### Written task
Write out the entire listing below exactly as it appears, minus any pictures.

### Dataset content
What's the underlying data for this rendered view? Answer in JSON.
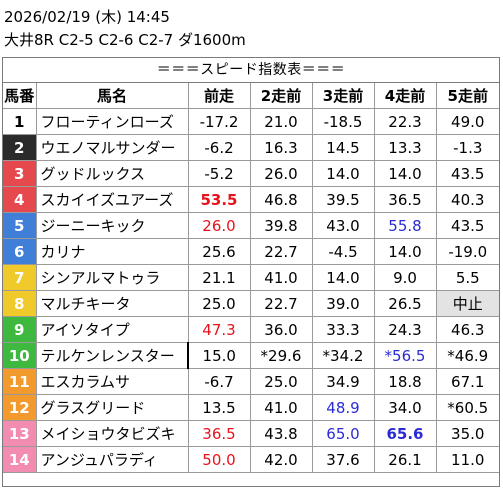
{
  "header": {
    "datetime": "2026/02/19 (木) 14:45",
    "race": "大井8R C2-5 C2-6 C2-7 ダ1600m"
  },
  "table": {
    "caption": "＝＝＝スピード指数表＝＝＝",
    "columns": [
      "馬番",
      "馬名",
      "前走",
      "2走前",
      "3走前",
      "4走前",
      "5走前"
    ],
    "rows": [
      {
        "no": "1",
        "name": "フローティンローズ",
        "v": [
          "-17.2",
          "21.0",
          "-18.5",
          "22.3",
          "49.0"
        ]
      },
      {
        "no": "2",
        "name": "ウエノマルサンダー",
        "v": [
          "-6.2",
          "16.3",
          "14.5",
          "13.3",
          "-1.3"
        ]
      },
      {
        "no": "3",
        "name": "グッドルックス",
        "v": [
          "-5.2",
          "26.0",
          "14.0",
          "14.0",
          "43.5"
        ]
      },
      {
        "no": "4",
        "name": "スカイイズユアーズ",
        "v": [
          "53.5",
          "46.8",
          "39.5",
          "36.5",
          "40.3"
        ]
      },
      {
        "no": "5",
        "name": "ジーニーキック",
        "v": [
          "26.0",
          "39.8",
          "43.0",
          "55.8",
          "43.5"
        ]
      },
      {
        "no": "6",
        "name": "カリナ",
        "v": [
          "25.6",
          "22.7",
          "-4.5",
          "14.0",
          "-19.0"
        ]
      },
      {
        "no": "7",
        "name": "シンアルマトゥラ",
        "v": [
          "21.1",
          "41.0",
          "14.0",
          "9.0",
          "5.5"
        ]
      },
      {
        "no": "8",
        "name": "マルチキータ",
        "v": [
          "25.0",
          "22.7",
          "39.0",
          "26.5",
          "中止"
        ]
      },
      {
        "no": "9",
        "name": "アイソタイプ",
        "v": [
          "47.3",
          "36.0",
          "33.3",
          "24.3",
          "46.3"
        ]
      },
      {
        "no": "10",
        "name": "テルケンレンスター",
        "v": [
          "15.0",
          "*29.6",
          "*34.2",
          "*56.5",
          "*46.9"
        ]
      },
      {
        "no": "11",
        "name": "エスカラムサ",
        "v": [
          "-6.7",
          "25.0",
          "34.9",
          "18.8",
          "67.1"
        ]
      },
      {
        "no": "12",
        "name": "グラスグリード",
        "v": [
          "13.5",
          "41.0",
          "48.9",
          "34.0",
          "*60.5"
        ]
      },
      {
        "no": "13",
        "name": "メイショウタビズキ",
        "v": [
          "36.5",
          "43.8",
          "65.0",
          "65.6",
          "35.0"
        ]
      },
      {
        "no": "14",
        "name": "アンジュパラディ",
        "v": [
          "50.0",
          "42.0",
          "37.6",
          "26.1",
          "11.0"
        ]
      }
    ]
  },
  "colors": {
    "frame_colors": [
      "#ffffff",
      "#2b2b2b",
      "#e5484d",
      "#e5484d",
      "#3f7fd8",
      "#3f7fd8",
      "#f0c92a",
      "#f0c92a",
      "#3fb83f",
      "#3fb83f",
      "#f39a2e",
      "#f39a2e",
      "#f28cb0",
      "#f28cb0"
    ],
    "frame_text": [
      "#000000",
      "#ffffff",
      "#ffffff",
      "#ffffff",
      "#ffffff",
      "#ffffff",
      "#ffffff",
      "#ffffff",
      "#ffffff",
      "#ffffff",
      "#ffffff",
      "#ffffff",
      "#ffffff",
      "#ffffff"
    ],
    "red": "#e8121c",
    "blue": "#2b2bd6"
  },
  "cell_styles": {
    "3-0": "red bold",
    "4-0": "red",
    "4-3": "blue",
    "7-4": "grey",
    "8-0": "red",
    "9-3": "blue",
    "11-2": "blue",
    "12-0": "red",
    "12-2": "blue",
    "12-3": "blue bold",
    "13-0": "red"
  }
}
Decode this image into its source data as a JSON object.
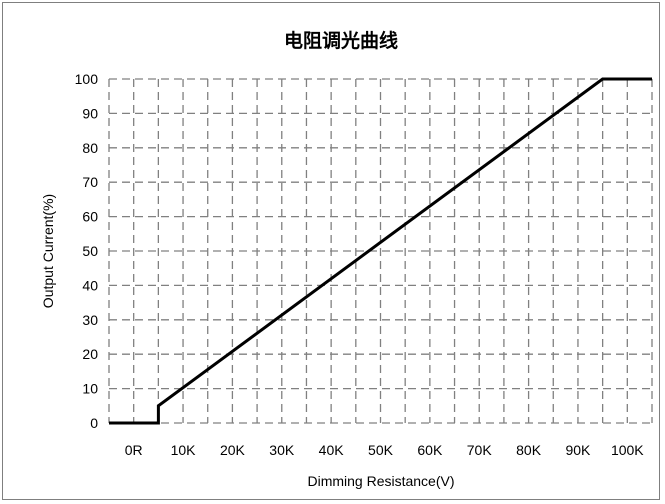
{
  "chart_data": {
    "type": "line",
    "title": "电阻调光曲线",
    "xlabel": "Dimming Resistance(V)",
    "ylabel": "Output Current(%)",
    "x_tick_labels": [
      "0R",
      "10K",
      "20K",
      "30K",
      "40K",
      "50K",
      "60K",
      "70K",
      "80K",
      "90K",
      "100K"
    ],
    "y_ticks": [
      0,
      10,
      20,
      30,
      40,
      50,
      60,
      70,
      80,
      90,
      100
    ],
    "xlim": [
      -5,
      105
    ],
    "ylim": [
      0,
      100
    ],
    "grid": true,
    "line_color": "#000000",
    "grid_color": "#808080",
    "series": [
      {
        "x": [
          -5,
          5,
          5,
          95,
          105
        ],
        "y": [
          0,
          0,
          5,
          100,
          100
        ]
      }
    ]
  }
}
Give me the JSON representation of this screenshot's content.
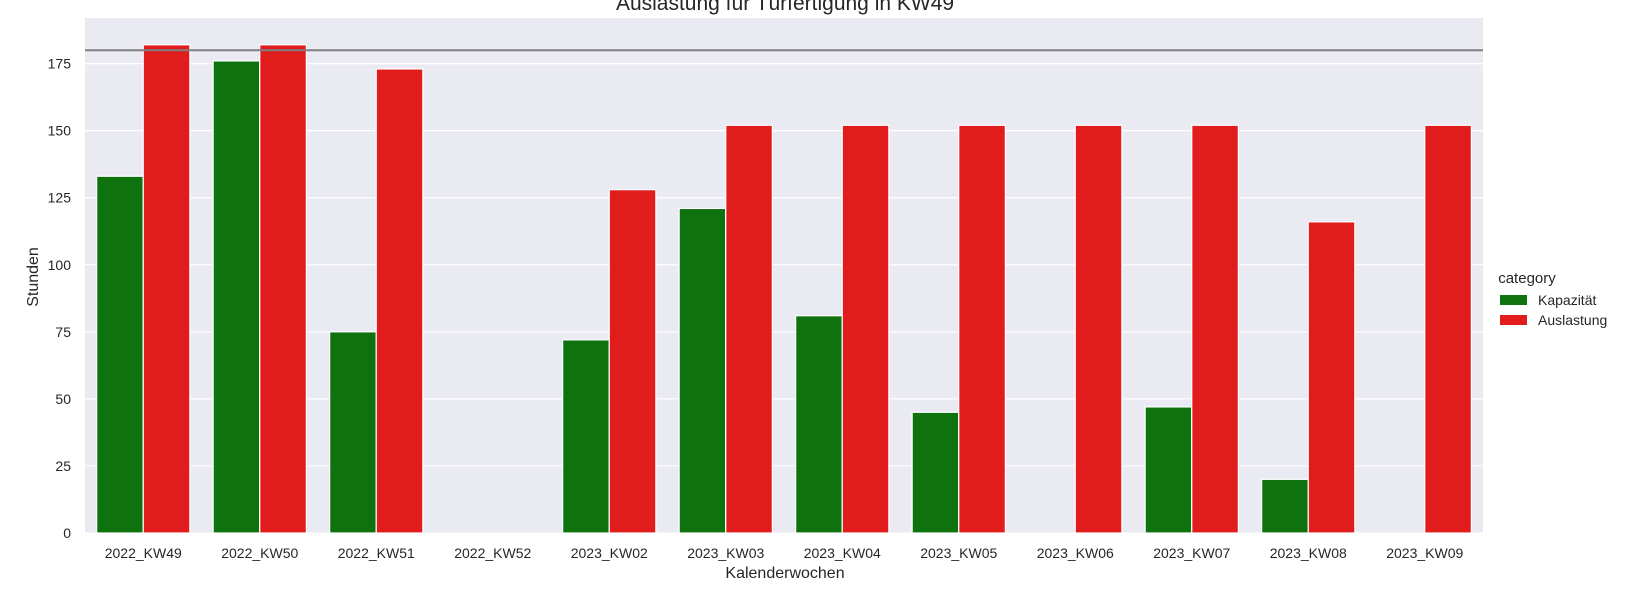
{
  "chart_data": {
    "type": "bar",
    "title": "Auslastung für Türfertigung in KW49",
    "xlabel": "Kalenderwochen",
    "ylabel": "Stunden",
    "ylim": [
      0,
      192
    ],
    "yticks": [
      0,
      25,
      50,
      75,
      100,
      125,
      150,
      175
    ],
    "grid": true,
    "reference_line": {
      "y": 180,
      "color": "#808080"
    },
    "categories": [
      "2022_KW49",
      "2022_KW50",
      "2022_KW51",
      "2022_KW52",
      "2023_KW02",
      "2023_KW03",
      "2023_KW04",
      "2023_KW05",
      "2023_KW06",
      "2023_KW07",
      "2023_KW08",
      "2023_KW09"
    ],
    "series": [
      {
        "name": "Kapazität",
        "color": "#0e730e",
        "values": [
          133,
          176,
          75,
          0,
          72,
          121,
          81,
          45,
          0,
          47,
          20,
          0
        ]
      },
      {
        "name": "Auslastung",
        "color": "#e01c1c",
        "values": [
          182,
          182,
          173,
          0,
          128,
          152,
          152,
          152,
          152,
          152,
          116,
          152
        ]
      }
    ],
    "legend": {
      "title": "category",
      "position": "right"
    }
  },
  "colors": {
    "plot_background": "#eaeaf2",
    "grid": "#ffffff",
    "text": "#262626"
  }
}
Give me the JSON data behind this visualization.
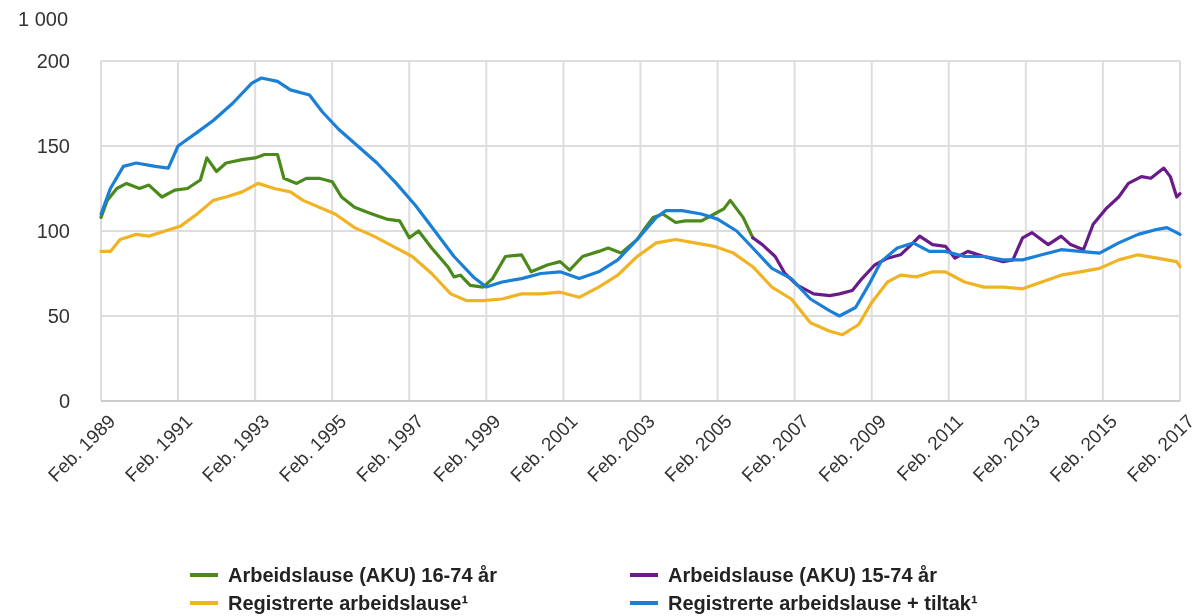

### Expected answer
What's the underlying data for this rendered view? Answer in JSON.
{
  "header": {
    "datetime": "2026/02/19 (木) 14:45",
    "race": "大井8R C2-5 C2-6 C2-7 ダ1600m"
  },
  "table": {
    "caption": "＝＝＝スピード指数表＝＝＝",
    "columns": [
      "馬番",
      "馬名",
      "前走",
      "2走前",
      "3走前",
      "4走前",
      "5走前"
    ],
    "rows": [
      {
        "no": "1",
        "name": "フローティンローズ",
        "v": [
          "-17.2",
          "21.0",
          "-18.5",
          "22.3",
          "49.0"
        ]
      },
      {
        "no": "2",
        "name": "ウエノマルサンダー",
        "v": [
          "-6.2",
          "16.3",
          "14.5",
          "13.3",
          "-1.3"
        ]
      },
      {
        "no": "3",
        "name": "グッドルックス",
        "v": [
          "-5.2",
          "26.0",
          "14.0",
          "14.0",
          "43.5"
        ]
      },
      {
        "no": "4",
        "name": "スカイイズユアーズ",
        "v": [
          "53.5",
          "46.8",
          "39.5",
          "36.5",
          "40.3"
        ]
      },
      {
        "no": "5",
        "name": "ジーニーキック",
        "v": [
          "26.0",
          "39.8",
          "43.0",
          "55.8",
          "43.5"
        ]
      },
      {
        "no": "6",
        "name": "カリナ",
        "v": [
          "25.6",
          "22.7",
          "-4.5",
          "14.0",
          "-19.0"
        ]
      },
      {
        "no": "7",
        "name": "シンアルマトゥラ",
        "v": [
          "21.1",
          "41.0",
          "14.0",
          "9.0",
          "5.5"
        ]
      },
      {
        "no": "8",
        "name": "マルチキータ",
        "v": [
          "25.0",
          "22.7",
          "39.0",
          "26.5",
          "中止"
        ]
      },
      {
        "no": "9",
        "name": "アイソタイプ",
        "v": [
          "47.3",
          "36.0",
          "33.3",
          "24.3",
          "46.3"
        ]
      },
      {
        "no": "10",
        "name": "テルケンレンスター",
        "v": [
          "15.0",
          "*29.6",
          "*34.2",
          "*56.5",
          "*46.9"
        ]
      },
      {
        "no": "11",
        "name": "エスカラムサ",
        "v": [
          "-6.7",
          "25.0",
          "34.9",
          "18.8",
          "67.1"
        ]
      },
      {
        "no": "12",
        "name": "グラスグリード",
        "v": [
          "13.5",
          "41.0",
          "48.9",
          "34.0",
          "*60.5"
        ]
      },
      {
        "no": "13",
        "name": "メイショウタビズキ",
        "v": [
          "36.5",
          "43.8",
          "65.0",
          "65.6",
          "35.0"
        ]
      },
      {
        "no": "14",
        "name": "アンジュパラディ",
        "v": [
          "50.0",
          "42.0",
          "37.6",
          "26.1",
          "11.0"
        ]
      }
    ]
  },
  "colors": {
    "frame_colors": [
      "#ffffff",
      "#2b2b2b",
      "#e5484d",
      "#e5484d",
      "#3f7fd8",
      "#3f7fd8",
      "#f0c92a",
      "#f0c92a",
      "#3fb83f",
      "#3fb83f",
      "#f39a2e",
      "#f39a2e",
      "#f28cb0",
      "#f28cb0"
    ],
    "frame_text": [
      "#000000",
      "#ffffff",
      "#ffffff",
      "#ffffff",
      "#ffffff",
      "#ffffff",
      "#ffffff",
      "#ffffff",
      "#ffffff",
      "#ffffff",
      "#ffffff",
      "#ffffff",
      "#ffffff",
      "#ffffff"
    ],
    "red": "#e8121c",
    "blue": "#2b2bd6"
  },
  "cell_styles": {
    "3-0": "red bold",
    "4-0": "red",
    "4-3": "blue",
    "7-4": "grey",
    "8-0": "red",
    "9-3": "blue",
    "11-2": "blue",
    "12-0": "red",
    "12-2": "blue",
    "12-3": "blue bold",
    "13-0": "red"
  }
}
Decode this image into its source data as a JSON object.
{
  "chart_data": {
    "type": "line",
    "title": "电阻调光曲线",
    "xlabel": "Dimming Resistance(V)",
    "ylabel": "Output Current(%)",
    "x_tick_labels": [
      "0R",
      "10K",
      "20K",
      "30K",
      "40K",
      "50K",
      "60K",
      "70K",
      "80K",
      "90K",
      "100K"
    ],
    "y_ticks": [
      0,
      10,
      20,
      30,
      40,
      50,
      60,
      70,
      80,
      90,
      100
    ],
    "xlim": [
      -5,
      105
    ],
    "ylim": [
      0,
      100
    ],
    "grid": true,
    "line_color": "#000000",
    "grid_color": "#808080",
    "series": [
      {
        "x": [
          -5,
          5,
          5,
          95,
          105
        ],
        "y": [
          0,
          0,
          5,
          100,
          100
        ]
      }
    ]
  }
}
Give me the JSON representation of this screenshot's content.
{
  "chart_data": {
    "type": "bar",
    "title": "Auslastung für Türfertigung in KW49",
    "xlabel": "Kalenderwochen",
    "ylabel": "Stunden",
    "ylim": [
      0,
      192
    ],
    "yticks": [
      0,
      25,
      50,
      75,
      100,
      125,
      150,
      175
    ],
    "grid": true,
    "reference_line": {
      "y": 180,
      "color": "#808080"
    },
    "categories": [
      "2022_KW49",
      "2022_KW50",
      "2022_KW51",
      "2022_KW52",
      "2023_KW02",
      "2023_KW03",
      "2023_KW04",
      "2023_KW05",
      "2023_KW06",
      "2023_KW07",
      "2023_KW08",
      "2023_KW09"
    ],
    "series": [
      {
        "name": "Kapazität",
        "color": "#0e730e",
        "values": [
          133,
          176,
          75,
          0,
          72,
          121,
          81,
          45,
          0,
          47,
          20,
          0
        ]
      },
      {
        "name": "Auslastung",
        "color": "#e01c1c",
        "values": [
          182,
          182,
          173,
          0,
          128,
          152,
          152,
          152,
          152,
          152,
          116,
          152
        ]
      }
    ],
    "legend": {
      "title": "category",
      "position": "right"
    }
  },
  "colors": {
    "plot_background": "#eaeaf2",
    "grid": "#ffffff",
    "text": "#262626"
  }
}
Give me the JSON data behind this visualization.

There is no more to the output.